● **TASK REQUIREMENTS**
Below are records; work out how many of their lines hold the string "JSON" and give that number alone.

-- Start of ENTRIES --

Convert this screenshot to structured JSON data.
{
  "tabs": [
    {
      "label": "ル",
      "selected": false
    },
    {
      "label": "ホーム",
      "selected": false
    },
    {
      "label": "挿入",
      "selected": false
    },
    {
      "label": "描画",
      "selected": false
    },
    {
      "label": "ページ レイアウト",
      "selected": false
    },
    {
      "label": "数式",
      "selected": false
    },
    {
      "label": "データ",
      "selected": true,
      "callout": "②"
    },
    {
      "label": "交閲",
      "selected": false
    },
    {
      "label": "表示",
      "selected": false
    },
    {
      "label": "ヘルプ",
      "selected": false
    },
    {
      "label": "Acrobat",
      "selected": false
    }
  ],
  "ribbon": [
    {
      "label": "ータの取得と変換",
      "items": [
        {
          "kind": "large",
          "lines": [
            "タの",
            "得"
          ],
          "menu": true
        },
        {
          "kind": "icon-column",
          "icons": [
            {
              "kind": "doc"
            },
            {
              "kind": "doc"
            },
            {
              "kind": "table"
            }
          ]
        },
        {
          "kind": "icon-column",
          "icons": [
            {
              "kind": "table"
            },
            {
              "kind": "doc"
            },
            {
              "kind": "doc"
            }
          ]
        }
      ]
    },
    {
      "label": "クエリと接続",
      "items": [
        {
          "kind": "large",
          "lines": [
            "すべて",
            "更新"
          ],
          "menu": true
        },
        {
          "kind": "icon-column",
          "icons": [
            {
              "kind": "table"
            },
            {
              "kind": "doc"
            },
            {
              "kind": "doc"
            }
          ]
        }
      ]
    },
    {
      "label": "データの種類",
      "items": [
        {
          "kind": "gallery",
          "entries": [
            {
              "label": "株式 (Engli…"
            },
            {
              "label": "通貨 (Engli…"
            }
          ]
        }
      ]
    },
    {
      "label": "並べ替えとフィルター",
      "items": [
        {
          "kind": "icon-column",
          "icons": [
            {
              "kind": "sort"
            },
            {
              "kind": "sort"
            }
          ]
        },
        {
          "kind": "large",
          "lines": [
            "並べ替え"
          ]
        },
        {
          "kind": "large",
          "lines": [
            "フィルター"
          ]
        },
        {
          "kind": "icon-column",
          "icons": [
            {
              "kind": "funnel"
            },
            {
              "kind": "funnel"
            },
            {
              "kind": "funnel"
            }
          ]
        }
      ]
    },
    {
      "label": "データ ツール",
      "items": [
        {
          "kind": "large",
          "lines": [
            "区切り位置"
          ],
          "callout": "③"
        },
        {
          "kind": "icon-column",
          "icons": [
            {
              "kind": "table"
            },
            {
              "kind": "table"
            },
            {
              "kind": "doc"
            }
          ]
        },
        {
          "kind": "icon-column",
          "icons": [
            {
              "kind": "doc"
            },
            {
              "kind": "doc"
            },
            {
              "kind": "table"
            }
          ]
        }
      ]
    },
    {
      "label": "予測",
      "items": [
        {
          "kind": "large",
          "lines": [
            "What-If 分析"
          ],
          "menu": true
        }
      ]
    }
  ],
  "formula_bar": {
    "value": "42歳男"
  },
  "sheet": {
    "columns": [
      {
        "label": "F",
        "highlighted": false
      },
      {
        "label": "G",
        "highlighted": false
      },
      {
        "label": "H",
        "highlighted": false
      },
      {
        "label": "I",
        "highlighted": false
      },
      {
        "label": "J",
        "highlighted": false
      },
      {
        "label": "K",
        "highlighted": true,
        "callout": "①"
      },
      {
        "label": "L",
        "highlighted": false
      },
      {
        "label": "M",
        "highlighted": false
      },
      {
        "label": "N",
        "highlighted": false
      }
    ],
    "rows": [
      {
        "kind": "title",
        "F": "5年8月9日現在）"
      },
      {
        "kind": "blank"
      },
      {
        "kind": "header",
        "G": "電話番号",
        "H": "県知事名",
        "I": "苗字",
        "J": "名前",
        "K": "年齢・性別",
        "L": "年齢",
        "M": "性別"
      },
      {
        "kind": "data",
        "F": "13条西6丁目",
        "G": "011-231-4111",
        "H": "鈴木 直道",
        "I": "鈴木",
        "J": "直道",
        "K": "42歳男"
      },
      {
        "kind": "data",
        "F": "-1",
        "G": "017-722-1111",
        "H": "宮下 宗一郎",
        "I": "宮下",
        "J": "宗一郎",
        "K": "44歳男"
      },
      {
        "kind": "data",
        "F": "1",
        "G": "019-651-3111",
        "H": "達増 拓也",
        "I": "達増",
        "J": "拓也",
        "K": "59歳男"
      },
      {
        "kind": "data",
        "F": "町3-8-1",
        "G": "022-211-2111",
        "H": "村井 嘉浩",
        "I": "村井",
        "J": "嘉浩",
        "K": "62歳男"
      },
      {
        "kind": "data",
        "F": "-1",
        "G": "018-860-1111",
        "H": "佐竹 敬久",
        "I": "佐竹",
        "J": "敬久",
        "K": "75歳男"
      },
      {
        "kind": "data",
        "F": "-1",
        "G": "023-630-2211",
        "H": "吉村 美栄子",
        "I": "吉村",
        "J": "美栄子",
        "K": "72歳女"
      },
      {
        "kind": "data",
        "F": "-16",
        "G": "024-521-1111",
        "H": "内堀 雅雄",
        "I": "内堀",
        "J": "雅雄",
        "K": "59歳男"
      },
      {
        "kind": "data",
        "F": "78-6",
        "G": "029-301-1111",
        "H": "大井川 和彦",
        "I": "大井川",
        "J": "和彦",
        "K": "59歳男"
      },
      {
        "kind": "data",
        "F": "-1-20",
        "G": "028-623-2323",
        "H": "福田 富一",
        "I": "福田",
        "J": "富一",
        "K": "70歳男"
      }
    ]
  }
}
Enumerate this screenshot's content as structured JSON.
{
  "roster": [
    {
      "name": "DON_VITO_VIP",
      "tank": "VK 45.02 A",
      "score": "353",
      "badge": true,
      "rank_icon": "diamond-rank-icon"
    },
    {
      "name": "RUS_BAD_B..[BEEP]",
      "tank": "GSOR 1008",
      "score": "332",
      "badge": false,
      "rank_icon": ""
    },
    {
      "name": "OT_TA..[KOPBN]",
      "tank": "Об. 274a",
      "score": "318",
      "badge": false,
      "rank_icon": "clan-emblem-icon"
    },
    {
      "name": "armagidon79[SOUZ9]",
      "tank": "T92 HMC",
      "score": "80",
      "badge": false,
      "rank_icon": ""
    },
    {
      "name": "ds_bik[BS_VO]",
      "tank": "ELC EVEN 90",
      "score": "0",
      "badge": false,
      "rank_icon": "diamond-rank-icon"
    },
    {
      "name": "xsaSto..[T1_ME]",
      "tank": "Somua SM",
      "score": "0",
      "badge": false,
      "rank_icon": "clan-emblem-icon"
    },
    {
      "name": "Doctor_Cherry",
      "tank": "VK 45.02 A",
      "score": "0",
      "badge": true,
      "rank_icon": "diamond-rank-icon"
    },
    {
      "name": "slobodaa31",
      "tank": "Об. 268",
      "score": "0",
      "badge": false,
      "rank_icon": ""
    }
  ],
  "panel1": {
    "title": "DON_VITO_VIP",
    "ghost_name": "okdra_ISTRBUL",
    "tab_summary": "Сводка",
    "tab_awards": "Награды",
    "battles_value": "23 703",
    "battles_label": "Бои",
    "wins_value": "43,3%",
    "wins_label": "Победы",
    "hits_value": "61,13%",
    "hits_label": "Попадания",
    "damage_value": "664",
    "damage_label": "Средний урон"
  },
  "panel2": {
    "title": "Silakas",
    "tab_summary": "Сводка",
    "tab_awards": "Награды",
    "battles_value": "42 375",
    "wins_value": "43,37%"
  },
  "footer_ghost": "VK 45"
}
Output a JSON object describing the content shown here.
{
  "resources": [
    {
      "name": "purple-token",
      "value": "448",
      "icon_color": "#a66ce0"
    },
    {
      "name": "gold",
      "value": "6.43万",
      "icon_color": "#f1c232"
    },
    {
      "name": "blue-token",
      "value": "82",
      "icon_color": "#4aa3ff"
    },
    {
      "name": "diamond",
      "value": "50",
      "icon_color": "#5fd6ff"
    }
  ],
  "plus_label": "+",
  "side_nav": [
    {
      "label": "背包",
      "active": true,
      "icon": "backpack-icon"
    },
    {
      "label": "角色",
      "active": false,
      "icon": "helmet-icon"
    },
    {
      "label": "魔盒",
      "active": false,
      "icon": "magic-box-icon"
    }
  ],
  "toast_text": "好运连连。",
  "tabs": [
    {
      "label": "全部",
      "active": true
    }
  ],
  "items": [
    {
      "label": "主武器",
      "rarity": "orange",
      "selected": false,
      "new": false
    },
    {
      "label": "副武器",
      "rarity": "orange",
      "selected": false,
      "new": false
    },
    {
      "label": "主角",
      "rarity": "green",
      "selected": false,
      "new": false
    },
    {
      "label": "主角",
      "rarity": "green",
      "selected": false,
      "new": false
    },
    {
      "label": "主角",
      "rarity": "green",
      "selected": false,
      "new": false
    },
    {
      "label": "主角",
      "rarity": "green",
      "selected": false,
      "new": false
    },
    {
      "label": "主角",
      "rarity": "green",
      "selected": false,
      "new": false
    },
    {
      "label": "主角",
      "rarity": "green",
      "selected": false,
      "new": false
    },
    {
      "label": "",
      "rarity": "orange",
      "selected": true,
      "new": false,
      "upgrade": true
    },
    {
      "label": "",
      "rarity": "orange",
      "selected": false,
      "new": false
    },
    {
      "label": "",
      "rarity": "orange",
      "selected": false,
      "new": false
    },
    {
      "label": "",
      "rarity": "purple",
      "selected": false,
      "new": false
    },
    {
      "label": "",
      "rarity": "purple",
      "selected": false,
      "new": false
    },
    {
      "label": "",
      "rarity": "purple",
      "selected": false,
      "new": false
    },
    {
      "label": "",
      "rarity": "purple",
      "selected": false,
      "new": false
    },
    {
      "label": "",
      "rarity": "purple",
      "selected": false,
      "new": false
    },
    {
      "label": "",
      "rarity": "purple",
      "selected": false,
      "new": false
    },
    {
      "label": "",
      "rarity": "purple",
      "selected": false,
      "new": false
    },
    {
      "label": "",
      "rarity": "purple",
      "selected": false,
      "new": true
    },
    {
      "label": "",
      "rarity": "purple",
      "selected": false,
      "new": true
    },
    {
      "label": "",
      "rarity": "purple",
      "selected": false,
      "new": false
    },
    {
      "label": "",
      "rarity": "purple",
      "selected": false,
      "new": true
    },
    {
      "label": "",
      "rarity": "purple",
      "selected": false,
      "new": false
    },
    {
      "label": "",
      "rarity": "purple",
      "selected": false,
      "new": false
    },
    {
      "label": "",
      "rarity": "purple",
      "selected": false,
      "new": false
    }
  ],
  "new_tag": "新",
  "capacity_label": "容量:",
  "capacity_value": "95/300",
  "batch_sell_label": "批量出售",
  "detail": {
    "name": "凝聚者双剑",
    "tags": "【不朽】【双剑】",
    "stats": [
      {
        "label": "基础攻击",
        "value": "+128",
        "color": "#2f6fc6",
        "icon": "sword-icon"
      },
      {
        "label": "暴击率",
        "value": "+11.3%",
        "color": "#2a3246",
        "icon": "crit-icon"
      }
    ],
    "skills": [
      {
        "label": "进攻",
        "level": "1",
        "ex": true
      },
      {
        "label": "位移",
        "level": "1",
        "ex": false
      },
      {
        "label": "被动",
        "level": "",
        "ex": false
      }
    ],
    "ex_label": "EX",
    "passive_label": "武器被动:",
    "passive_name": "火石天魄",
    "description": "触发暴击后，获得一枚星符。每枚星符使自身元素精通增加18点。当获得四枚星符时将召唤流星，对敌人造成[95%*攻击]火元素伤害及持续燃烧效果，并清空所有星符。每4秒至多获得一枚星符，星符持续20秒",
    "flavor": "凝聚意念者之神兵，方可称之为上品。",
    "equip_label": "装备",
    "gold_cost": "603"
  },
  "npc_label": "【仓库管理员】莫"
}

-- End of ENTRIES --

● **RESULT OF THE EXERCISE**
3